### TASK OBJECTIVE:
In the entries below, find the lines with the word "article" and copy them.

### DATASET EXTRACT:
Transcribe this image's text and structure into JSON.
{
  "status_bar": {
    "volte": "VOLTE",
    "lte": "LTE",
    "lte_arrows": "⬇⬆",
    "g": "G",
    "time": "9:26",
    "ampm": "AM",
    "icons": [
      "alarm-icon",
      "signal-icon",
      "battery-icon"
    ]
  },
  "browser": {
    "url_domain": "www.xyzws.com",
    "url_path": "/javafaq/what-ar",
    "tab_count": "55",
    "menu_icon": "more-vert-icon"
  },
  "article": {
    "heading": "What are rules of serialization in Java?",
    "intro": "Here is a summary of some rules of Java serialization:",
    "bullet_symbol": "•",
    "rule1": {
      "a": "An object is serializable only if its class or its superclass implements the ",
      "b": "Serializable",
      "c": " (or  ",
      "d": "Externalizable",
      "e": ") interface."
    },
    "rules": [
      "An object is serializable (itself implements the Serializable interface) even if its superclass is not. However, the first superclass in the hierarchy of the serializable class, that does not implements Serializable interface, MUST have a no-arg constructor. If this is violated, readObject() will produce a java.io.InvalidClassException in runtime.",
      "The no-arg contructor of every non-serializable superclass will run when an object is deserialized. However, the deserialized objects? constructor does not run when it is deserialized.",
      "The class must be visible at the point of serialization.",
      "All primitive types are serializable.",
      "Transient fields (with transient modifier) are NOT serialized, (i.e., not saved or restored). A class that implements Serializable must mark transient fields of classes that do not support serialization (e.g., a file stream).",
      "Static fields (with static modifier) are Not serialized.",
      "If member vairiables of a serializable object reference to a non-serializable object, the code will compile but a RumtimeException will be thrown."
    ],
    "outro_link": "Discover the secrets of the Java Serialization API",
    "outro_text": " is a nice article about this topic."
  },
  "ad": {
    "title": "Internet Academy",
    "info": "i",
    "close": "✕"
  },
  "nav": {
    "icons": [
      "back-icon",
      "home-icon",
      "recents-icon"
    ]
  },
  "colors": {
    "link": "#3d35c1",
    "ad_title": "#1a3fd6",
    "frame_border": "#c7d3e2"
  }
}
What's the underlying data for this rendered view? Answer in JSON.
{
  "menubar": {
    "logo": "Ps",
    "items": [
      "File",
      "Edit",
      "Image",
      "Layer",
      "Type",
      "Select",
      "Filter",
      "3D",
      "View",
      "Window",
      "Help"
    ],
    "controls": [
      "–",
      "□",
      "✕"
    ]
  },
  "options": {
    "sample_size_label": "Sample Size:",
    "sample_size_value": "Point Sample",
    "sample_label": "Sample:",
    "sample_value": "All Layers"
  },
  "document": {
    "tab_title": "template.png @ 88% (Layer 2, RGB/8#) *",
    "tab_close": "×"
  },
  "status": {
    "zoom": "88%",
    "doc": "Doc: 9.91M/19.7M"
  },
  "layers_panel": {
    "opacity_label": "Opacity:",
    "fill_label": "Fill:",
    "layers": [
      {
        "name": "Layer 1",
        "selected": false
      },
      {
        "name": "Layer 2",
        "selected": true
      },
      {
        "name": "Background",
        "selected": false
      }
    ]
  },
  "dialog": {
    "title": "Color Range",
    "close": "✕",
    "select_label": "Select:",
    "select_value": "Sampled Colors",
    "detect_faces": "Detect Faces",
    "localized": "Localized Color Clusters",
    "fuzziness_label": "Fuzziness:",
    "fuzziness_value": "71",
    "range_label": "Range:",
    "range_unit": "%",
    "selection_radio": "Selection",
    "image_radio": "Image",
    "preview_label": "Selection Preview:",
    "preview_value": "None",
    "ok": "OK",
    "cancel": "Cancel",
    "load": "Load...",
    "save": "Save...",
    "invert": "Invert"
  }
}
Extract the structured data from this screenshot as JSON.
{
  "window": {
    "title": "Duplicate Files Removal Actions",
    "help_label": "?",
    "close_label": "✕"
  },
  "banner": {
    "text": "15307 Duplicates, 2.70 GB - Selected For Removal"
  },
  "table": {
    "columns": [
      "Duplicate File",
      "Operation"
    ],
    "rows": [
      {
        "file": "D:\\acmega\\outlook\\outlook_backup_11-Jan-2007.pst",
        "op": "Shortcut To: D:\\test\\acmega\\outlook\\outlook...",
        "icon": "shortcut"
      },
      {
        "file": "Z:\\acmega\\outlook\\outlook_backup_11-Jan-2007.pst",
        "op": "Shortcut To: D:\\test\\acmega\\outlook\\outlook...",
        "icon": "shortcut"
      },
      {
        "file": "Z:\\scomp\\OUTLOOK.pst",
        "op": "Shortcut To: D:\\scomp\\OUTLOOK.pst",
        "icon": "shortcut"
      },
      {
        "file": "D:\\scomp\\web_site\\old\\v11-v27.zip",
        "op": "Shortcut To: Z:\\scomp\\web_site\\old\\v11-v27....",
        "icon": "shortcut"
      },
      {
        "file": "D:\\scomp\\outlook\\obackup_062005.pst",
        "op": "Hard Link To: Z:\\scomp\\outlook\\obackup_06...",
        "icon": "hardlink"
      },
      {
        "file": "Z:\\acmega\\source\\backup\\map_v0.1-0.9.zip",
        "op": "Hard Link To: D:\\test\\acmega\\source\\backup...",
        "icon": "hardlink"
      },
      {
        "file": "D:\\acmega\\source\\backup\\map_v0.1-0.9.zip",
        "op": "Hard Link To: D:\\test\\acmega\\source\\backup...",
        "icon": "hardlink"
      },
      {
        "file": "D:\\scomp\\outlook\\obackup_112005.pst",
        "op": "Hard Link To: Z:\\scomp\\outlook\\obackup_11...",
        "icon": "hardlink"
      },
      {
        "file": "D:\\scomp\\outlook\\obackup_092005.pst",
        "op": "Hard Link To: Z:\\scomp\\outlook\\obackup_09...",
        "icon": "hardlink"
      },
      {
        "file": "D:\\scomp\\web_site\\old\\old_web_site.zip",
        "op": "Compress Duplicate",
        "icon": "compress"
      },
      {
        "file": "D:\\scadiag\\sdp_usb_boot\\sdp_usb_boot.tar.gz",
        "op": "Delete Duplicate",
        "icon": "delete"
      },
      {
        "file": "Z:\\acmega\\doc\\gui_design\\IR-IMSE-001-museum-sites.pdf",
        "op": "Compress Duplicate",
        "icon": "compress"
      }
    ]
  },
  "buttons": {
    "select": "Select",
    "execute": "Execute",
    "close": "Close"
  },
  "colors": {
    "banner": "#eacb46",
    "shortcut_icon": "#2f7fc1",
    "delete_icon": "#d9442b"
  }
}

### RESULT OF THIS EXERCISE:
  "article": {
    "outro_text": " is a nice article about this topic."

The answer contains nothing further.